Hartnäckiges Übergewicht, vermehrte Körperbehaarung, dünner werdendes Kopfhaar, unerfüllter Kinderwunsch sowie Akne – dahinter kann ein Polyzystisches Ovarsyndrom (PCOS) stecken, erklärt die Deutsche Diabetes Gesellschaft (DDG) in einer aktuellen Mitteilung. Was vielen betroffenen Frauen nicht bekannt ist: Die komplexe Störung des hormonellen Regelkreises erhöht auch ihr Risiko, an einem Typ 2 Diabetes zu erkranken um das Zwei- bis Neun-fache. Darüber hinaus bilden Patientinnen mit PCOS viermal öfter eine Fettleber aus.

Etwa 15 Prozent der Frauen betroffen

Wie auf dem öffentlichen Gesundheitsportal Österreichs „Gesundheit.gv.at“ erklärt wird, ist das PCO-Syndrom (polyzystisches Ovarialsyndrom, PCOS) die häufigste Hormonstörung der Frau.

Hierzulande leiden etwa 15 Prozent der Frauen im gebärfähigen Alter an einem PCOS. Dabei ist laut der DDG unter anderem die Balance der Geschlechtshormone gestört. Ein Überschuss an männlichen Hormonen kann demnach zu einer Vermännlichung der weiblichen Silhouette führen. Zudem fallen entsprechend dem männlichen Verteilungsmuster Kopfhaare aus und wachsen dafür an anderen Stellen.

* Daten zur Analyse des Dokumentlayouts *
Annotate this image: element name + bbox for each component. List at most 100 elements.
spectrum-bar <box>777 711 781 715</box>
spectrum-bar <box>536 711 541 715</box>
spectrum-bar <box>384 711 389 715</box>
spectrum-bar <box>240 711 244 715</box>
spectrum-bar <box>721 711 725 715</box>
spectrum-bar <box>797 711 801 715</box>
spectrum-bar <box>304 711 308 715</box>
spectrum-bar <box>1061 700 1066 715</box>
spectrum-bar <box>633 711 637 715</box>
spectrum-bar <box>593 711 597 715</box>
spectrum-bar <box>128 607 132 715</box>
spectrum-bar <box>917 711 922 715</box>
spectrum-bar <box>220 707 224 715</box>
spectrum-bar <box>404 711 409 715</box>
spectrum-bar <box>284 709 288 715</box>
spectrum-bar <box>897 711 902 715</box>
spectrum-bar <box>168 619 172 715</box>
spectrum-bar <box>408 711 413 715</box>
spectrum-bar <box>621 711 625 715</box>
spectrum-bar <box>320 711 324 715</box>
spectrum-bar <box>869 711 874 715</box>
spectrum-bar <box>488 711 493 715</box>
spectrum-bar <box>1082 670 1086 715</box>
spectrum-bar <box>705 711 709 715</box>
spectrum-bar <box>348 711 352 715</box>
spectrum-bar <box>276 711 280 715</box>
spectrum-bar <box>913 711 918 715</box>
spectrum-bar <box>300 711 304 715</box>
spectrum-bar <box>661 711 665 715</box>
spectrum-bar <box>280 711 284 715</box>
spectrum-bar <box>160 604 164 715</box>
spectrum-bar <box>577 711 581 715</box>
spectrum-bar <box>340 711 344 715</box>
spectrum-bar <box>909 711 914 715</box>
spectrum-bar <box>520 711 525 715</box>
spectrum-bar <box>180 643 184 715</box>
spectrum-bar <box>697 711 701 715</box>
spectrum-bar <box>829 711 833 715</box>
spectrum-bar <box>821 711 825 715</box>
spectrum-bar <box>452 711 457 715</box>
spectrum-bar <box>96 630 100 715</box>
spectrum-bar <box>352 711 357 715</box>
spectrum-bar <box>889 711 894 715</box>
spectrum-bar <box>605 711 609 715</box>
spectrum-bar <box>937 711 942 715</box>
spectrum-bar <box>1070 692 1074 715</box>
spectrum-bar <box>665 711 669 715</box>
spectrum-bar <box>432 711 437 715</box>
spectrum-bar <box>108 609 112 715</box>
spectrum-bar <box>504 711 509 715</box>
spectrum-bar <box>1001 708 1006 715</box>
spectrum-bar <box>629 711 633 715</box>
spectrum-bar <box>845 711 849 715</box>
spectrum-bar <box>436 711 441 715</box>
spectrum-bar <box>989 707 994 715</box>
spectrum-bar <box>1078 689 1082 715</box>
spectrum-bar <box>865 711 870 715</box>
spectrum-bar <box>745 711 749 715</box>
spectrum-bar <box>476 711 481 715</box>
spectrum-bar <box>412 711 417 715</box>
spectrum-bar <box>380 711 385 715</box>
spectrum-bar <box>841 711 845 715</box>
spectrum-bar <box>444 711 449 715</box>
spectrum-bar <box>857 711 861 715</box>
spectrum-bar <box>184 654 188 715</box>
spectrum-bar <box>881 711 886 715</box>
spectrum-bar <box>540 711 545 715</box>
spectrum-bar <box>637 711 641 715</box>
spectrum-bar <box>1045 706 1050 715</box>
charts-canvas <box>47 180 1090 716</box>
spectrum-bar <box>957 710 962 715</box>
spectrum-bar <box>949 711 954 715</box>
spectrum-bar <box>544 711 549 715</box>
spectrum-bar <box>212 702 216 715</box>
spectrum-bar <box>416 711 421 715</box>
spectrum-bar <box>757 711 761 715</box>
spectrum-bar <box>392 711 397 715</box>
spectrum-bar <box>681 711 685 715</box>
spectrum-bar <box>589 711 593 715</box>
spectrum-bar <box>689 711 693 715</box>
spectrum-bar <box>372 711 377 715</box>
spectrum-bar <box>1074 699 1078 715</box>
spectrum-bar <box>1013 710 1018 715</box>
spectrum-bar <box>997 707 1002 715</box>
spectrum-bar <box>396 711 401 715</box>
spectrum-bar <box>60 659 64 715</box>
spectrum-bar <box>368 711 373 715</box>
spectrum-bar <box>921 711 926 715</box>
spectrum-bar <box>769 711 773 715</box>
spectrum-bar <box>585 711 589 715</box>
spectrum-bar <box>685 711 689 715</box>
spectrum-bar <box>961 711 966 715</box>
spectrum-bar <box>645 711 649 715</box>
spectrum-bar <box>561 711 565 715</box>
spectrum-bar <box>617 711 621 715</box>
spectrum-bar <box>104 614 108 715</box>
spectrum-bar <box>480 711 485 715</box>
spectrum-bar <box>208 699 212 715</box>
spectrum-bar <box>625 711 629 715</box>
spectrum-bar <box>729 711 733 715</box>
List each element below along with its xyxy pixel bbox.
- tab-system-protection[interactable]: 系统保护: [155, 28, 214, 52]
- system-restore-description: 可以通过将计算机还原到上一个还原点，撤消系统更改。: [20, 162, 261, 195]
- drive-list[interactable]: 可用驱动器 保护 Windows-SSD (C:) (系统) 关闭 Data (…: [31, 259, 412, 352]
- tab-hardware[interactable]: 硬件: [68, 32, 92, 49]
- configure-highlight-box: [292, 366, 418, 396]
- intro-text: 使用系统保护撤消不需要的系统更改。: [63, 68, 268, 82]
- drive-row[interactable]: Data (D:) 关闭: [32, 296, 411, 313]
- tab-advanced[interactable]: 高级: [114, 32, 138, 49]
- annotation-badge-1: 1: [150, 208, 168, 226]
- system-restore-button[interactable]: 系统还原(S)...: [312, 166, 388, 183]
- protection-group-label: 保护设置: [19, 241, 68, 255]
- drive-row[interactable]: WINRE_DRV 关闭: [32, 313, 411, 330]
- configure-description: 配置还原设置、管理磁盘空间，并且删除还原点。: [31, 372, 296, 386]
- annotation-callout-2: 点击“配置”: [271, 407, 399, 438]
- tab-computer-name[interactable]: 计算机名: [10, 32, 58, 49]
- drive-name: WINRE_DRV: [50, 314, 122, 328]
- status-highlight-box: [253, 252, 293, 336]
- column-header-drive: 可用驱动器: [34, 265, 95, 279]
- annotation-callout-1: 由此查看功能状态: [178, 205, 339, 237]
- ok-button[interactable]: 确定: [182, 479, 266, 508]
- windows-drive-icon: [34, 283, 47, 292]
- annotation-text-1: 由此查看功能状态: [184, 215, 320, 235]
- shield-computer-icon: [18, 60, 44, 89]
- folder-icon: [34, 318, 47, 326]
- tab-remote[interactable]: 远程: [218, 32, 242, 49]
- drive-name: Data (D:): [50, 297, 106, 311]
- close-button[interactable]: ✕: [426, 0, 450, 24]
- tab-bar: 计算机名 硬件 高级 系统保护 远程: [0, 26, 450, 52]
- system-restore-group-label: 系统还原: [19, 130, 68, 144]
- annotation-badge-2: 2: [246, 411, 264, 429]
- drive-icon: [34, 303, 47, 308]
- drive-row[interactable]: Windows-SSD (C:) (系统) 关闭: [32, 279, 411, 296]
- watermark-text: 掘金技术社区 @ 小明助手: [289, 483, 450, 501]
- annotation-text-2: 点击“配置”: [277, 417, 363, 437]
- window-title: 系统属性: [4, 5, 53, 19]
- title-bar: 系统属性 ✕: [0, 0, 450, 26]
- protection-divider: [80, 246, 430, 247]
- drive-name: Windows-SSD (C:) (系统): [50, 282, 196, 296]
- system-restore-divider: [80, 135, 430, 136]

* Arbeitsauftrag 1 *
Um welchen Faktor erhöht ein PCOS laut dem Text über das Polyzystische Ovarsyndrom das Risiko, an Typ-2-Diabetes zu erkranken?
* Arbeitsauftrag 2 *
Fassen Sie den Text über das Polyzystische Ovarsyndrom in zwei Sätzen zusammen.
* Arbeitsauftrag 3 *
Setzen Sie den Text über das Polyzystische Ovarsyndrom im Anschluss an seinen letzten Satz fort.

* Ergebnis 1 *
Um das Zwei- bis Neunfache.

* Ergebnis 2 *
Laut der Deutschen Diabetes Gesellschaft kann hinter hartnäckigem Übergewicht, vermehrter Körperbehaarung, dünner werdendem Kopfhaar, unerfülltem Kinderwunsch und Akne ein Polyzystisches Ovarsyndrom (PCOS) stecken, das das Risiko für Typ-2-Diabetes um das Zwei- bis Neunfache erhöht und viermal öfter zu einer Fettleber führt. Diese häufigste Hormonstörung der Frau betrifft etwa 15 Prozent der Frauen im gebärfähigen Alter, wobei ein Überschuss an männlichen Hormonen die Silhouette vermännlichen und Haarausfall nach männlichem Verteilungsmuster verursachen kann.

* Ergebnis 3 *
Außerdem stört zu viel Testosteron die Entwicklung der Eibläschen. Das macht sich als Zyklusstörung und Unfruchtbarkeit bemerkbar. In der Ultraschalluntersuchung der Eierstöcke ist bei den Betroffenen in mehr als 70 Prozent der Fälle eine typische perlschnurartige Anreihung der Eibläschen sichtbar.

„Diese vielen kleinen Zysten haben der Erkrankung den Namen gegeben“, erklärt Privat-Dozentin Dr. med. Susanne Reger-Tan, Leiterin des Diabeteszentrums Diabetologikum DDG der Klinik für Endokrinologie, Diabetologie und Stoffwechsel an der Universitätsklinik Essen.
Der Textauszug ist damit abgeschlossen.